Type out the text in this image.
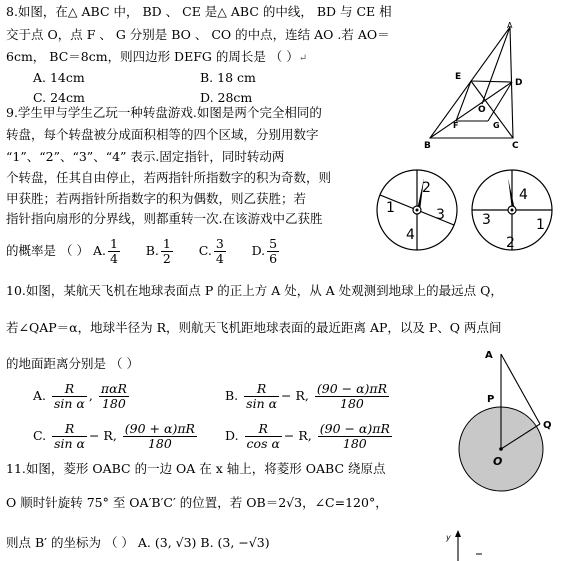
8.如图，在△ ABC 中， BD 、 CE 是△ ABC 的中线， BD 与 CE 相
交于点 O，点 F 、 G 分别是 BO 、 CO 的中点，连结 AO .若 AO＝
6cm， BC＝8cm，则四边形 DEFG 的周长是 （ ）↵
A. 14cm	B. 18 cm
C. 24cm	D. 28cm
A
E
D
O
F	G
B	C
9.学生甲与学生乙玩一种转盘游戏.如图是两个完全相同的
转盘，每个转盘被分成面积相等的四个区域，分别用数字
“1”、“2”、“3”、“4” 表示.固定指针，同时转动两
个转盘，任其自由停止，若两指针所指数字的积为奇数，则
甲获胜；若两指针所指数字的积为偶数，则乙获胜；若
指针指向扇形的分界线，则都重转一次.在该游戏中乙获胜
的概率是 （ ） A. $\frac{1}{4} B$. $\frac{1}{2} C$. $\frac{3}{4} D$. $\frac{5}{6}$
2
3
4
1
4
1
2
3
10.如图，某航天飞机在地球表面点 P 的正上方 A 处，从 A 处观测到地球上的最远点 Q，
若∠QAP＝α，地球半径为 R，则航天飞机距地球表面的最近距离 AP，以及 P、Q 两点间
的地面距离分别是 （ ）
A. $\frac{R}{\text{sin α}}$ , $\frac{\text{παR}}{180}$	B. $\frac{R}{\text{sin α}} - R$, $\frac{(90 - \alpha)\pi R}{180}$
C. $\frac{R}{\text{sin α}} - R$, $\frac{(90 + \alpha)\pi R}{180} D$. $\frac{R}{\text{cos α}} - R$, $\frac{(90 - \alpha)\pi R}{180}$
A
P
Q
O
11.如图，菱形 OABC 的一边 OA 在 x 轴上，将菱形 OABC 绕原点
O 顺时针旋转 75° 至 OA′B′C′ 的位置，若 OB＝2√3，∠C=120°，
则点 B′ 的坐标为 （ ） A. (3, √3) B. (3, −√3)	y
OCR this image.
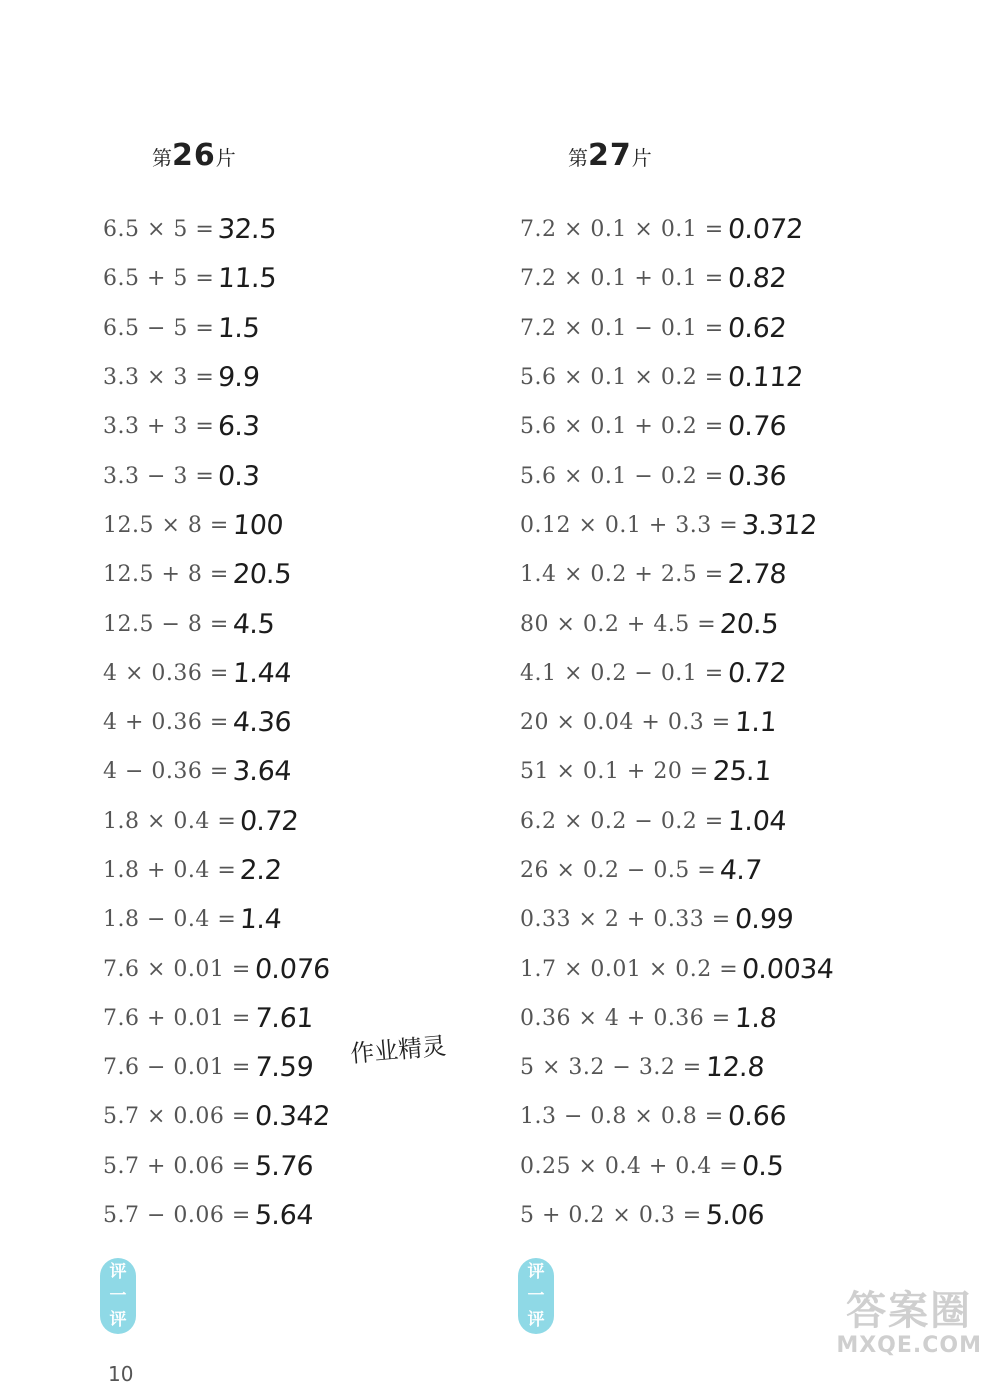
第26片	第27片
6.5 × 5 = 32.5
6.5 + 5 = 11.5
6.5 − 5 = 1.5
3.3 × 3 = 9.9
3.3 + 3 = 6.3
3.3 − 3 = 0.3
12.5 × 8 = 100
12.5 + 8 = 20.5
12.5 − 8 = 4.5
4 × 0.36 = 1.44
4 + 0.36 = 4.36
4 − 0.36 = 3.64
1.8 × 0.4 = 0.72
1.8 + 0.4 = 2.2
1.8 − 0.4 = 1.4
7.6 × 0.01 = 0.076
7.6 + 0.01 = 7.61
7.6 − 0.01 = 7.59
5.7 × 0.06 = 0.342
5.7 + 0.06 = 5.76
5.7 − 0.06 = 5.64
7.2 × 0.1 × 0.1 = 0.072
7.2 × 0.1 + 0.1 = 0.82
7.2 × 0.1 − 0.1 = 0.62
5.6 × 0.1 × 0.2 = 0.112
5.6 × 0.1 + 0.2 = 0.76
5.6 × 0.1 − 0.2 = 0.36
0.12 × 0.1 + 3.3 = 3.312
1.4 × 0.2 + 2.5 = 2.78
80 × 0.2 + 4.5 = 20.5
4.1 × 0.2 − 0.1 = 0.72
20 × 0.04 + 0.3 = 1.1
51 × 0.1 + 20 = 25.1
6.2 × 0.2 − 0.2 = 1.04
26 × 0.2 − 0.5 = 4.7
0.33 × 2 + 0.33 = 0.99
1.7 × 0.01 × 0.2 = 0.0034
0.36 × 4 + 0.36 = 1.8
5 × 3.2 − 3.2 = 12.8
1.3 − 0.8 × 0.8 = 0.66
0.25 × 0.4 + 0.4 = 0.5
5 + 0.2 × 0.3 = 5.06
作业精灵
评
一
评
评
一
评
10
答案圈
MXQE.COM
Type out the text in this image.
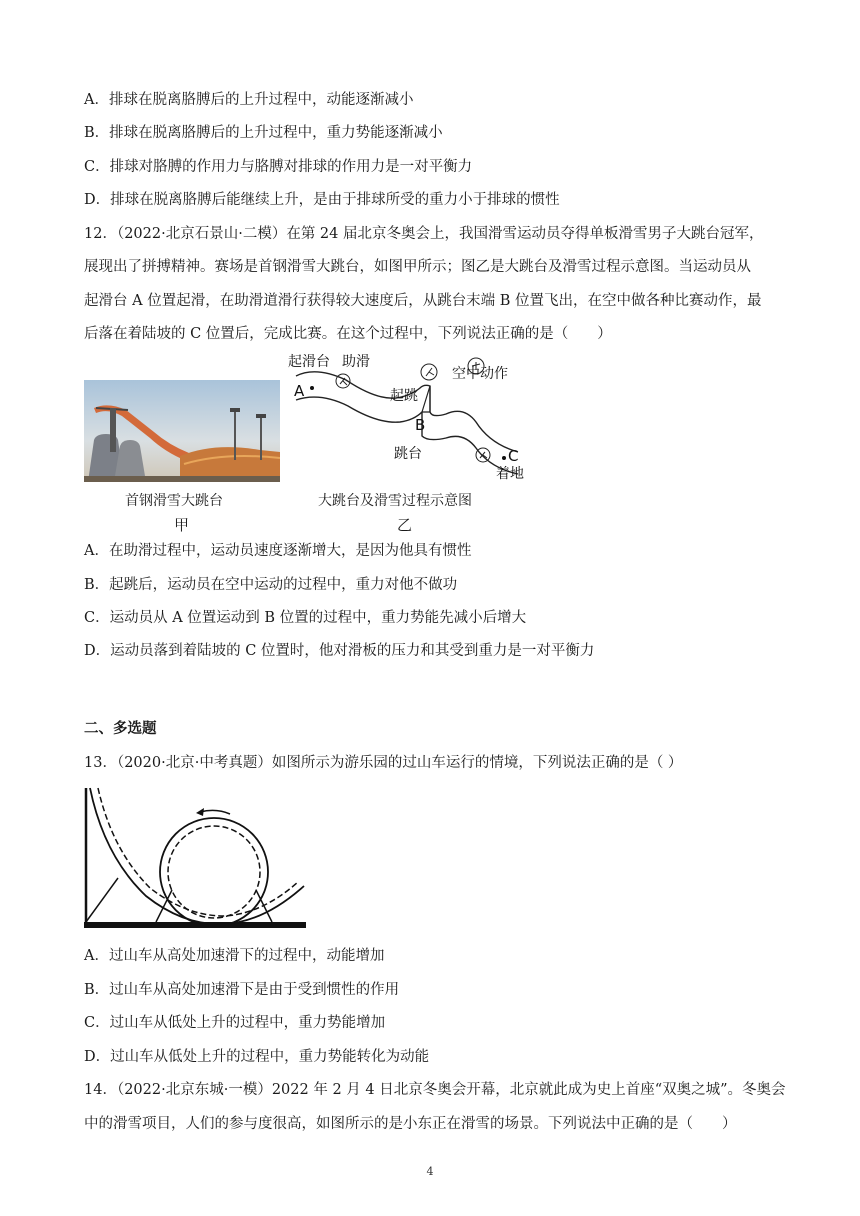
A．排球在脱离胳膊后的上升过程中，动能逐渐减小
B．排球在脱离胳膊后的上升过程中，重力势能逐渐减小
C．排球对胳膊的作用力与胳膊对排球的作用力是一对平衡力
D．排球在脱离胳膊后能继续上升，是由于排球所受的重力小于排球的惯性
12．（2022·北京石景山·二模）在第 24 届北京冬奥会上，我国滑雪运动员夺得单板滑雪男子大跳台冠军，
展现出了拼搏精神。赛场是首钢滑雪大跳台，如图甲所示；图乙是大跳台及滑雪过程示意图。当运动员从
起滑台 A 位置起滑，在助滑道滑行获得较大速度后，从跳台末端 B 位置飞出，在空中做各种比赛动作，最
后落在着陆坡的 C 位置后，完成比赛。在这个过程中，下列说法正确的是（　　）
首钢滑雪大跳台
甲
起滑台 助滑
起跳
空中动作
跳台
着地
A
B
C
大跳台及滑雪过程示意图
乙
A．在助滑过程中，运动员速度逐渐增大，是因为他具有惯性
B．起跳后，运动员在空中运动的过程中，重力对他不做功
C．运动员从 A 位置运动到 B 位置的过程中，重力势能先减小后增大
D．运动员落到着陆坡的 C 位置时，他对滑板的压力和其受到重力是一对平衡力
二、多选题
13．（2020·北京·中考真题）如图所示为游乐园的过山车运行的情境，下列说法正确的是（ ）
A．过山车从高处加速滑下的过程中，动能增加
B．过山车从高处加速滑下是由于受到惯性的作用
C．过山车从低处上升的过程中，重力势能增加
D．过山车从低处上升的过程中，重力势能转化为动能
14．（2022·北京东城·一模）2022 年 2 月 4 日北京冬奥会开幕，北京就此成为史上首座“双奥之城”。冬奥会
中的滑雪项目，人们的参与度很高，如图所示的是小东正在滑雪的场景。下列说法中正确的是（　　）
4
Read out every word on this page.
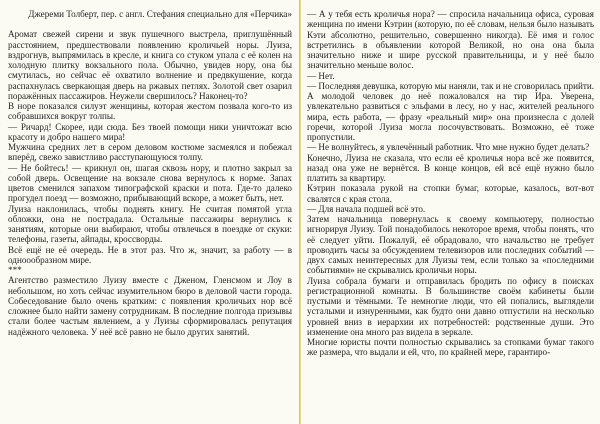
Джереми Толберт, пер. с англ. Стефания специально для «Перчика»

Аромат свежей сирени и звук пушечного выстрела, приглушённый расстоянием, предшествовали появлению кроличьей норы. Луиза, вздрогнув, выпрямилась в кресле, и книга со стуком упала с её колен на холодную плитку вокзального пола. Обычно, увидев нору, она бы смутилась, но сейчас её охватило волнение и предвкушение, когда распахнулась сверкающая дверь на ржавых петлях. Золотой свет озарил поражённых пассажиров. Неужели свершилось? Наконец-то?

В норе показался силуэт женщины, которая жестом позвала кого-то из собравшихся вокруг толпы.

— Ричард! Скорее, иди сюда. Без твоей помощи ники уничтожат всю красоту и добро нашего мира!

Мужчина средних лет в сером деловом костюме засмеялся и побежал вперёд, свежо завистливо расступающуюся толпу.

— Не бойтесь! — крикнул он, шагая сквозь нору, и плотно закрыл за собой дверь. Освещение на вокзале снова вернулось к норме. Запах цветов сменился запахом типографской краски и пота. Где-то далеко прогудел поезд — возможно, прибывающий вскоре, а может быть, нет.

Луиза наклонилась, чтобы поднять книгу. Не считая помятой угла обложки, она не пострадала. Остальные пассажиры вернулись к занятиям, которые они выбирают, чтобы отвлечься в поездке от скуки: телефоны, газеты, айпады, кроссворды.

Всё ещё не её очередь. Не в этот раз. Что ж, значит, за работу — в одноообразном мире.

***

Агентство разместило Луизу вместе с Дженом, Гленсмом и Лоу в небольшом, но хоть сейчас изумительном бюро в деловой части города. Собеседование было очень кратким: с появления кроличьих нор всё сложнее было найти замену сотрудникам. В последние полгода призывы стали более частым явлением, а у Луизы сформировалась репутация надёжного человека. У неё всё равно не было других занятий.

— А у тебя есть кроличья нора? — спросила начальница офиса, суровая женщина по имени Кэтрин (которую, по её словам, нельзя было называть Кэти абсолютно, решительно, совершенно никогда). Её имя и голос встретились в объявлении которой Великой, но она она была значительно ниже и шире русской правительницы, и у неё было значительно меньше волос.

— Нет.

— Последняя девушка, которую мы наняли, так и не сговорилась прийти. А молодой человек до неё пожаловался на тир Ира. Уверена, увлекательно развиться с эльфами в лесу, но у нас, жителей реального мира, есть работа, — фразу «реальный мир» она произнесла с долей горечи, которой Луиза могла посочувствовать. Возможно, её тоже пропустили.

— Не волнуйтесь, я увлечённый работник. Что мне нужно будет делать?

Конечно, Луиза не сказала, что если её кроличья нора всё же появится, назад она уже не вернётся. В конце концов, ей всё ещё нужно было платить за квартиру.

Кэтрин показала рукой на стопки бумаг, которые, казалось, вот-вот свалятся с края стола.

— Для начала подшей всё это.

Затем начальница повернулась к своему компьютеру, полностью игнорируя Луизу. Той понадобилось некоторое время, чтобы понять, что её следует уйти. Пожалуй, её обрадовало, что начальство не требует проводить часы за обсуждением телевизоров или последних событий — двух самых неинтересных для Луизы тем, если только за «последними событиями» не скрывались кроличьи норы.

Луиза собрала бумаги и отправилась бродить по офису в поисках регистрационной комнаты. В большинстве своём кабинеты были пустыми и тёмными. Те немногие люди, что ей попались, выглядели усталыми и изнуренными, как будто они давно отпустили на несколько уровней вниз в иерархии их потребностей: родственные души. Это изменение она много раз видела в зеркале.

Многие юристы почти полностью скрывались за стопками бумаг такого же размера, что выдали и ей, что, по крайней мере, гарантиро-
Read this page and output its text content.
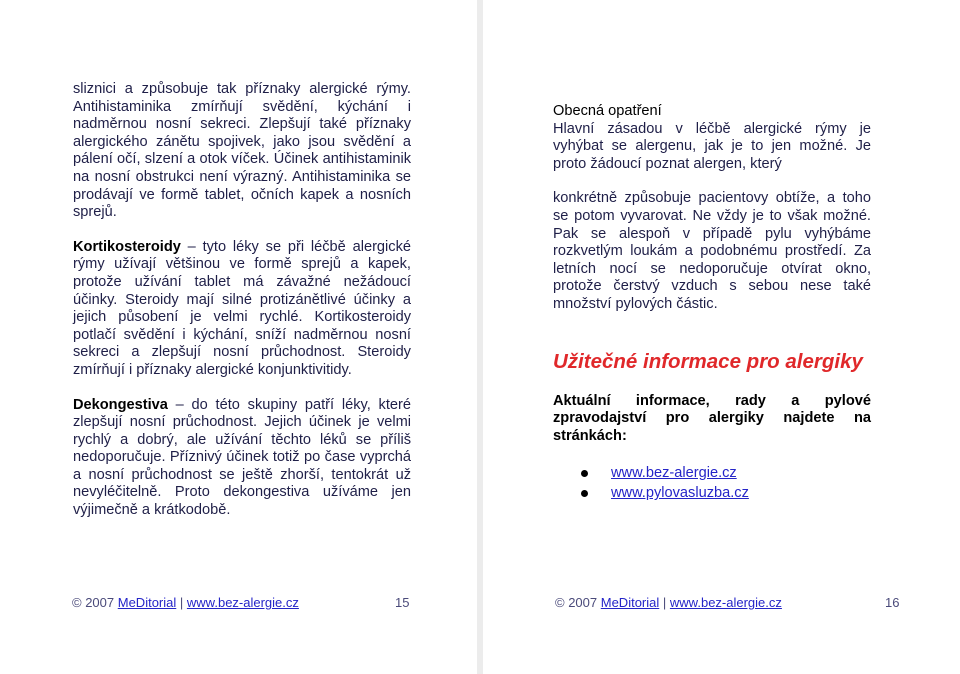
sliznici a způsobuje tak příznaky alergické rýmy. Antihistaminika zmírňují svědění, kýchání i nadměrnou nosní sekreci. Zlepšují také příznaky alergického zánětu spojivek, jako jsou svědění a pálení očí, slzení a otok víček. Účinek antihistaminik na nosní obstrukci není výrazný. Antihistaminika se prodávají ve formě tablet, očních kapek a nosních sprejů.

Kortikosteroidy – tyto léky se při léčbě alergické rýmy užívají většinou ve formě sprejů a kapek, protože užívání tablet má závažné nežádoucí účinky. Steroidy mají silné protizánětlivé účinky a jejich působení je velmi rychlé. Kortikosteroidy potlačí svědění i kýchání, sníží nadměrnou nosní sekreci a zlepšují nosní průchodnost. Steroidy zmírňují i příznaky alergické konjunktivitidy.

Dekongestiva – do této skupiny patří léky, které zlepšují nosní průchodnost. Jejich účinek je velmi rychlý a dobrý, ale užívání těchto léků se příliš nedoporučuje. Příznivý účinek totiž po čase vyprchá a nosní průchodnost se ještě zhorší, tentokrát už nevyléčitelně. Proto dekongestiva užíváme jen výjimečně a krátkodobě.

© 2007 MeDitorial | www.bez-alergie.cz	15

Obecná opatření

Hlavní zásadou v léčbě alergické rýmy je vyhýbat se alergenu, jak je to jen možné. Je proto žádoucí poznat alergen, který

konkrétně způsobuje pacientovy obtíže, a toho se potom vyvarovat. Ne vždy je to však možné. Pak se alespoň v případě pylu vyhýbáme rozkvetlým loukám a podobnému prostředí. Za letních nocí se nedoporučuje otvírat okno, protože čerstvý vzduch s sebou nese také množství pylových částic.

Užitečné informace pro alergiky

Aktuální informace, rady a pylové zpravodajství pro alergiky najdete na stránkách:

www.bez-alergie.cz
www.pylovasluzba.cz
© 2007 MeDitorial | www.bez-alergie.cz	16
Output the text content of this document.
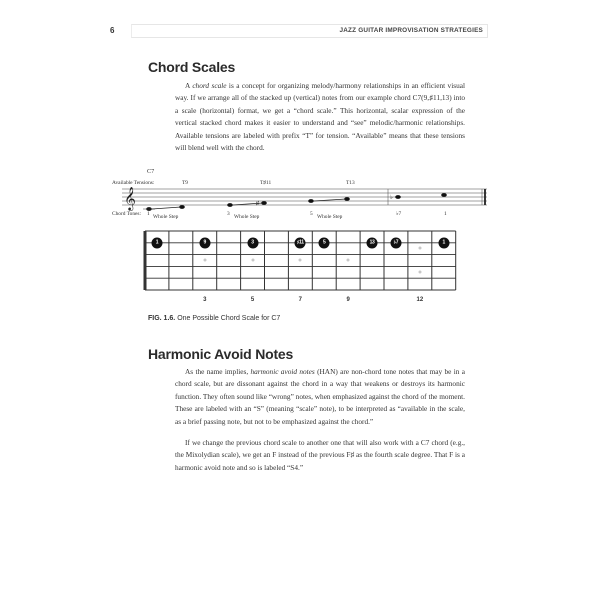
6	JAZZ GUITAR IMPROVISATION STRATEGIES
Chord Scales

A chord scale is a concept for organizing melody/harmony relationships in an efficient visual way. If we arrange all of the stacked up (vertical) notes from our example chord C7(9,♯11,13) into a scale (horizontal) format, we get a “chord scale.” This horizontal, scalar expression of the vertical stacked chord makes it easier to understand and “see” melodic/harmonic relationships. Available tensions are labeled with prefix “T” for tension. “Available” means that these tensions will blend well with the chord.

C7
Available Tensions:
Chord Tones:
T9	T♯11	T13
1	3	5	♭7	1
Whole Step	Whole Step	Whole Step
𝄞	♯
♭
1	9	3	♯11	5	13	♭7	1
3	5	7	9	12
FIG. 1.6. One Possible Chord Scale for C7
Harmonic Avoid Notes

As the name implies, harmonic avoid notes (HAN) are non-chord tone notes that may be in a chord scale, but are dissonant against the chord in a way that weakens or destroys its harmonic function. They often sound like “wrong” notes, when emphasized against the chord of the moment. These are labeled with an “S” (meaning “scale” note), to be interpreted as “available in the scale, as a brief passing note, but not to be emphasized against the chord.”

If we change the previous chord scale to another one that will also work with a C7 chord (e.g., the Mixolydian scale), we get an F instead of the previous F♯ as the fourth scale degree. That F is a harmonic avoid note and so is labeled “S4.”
┄┄┄┄┄┄┄┄┄┄┄┄┄┄┄┄┄┄┄┄
### EXERCISE
From the entries above, collect every line with the string "informace" in it.

### TASK RESPONSE
Užitečné informace pro alergiky
Aktuální informace, rady a pylové zpravodajství pro alergiky najdete na stránkách:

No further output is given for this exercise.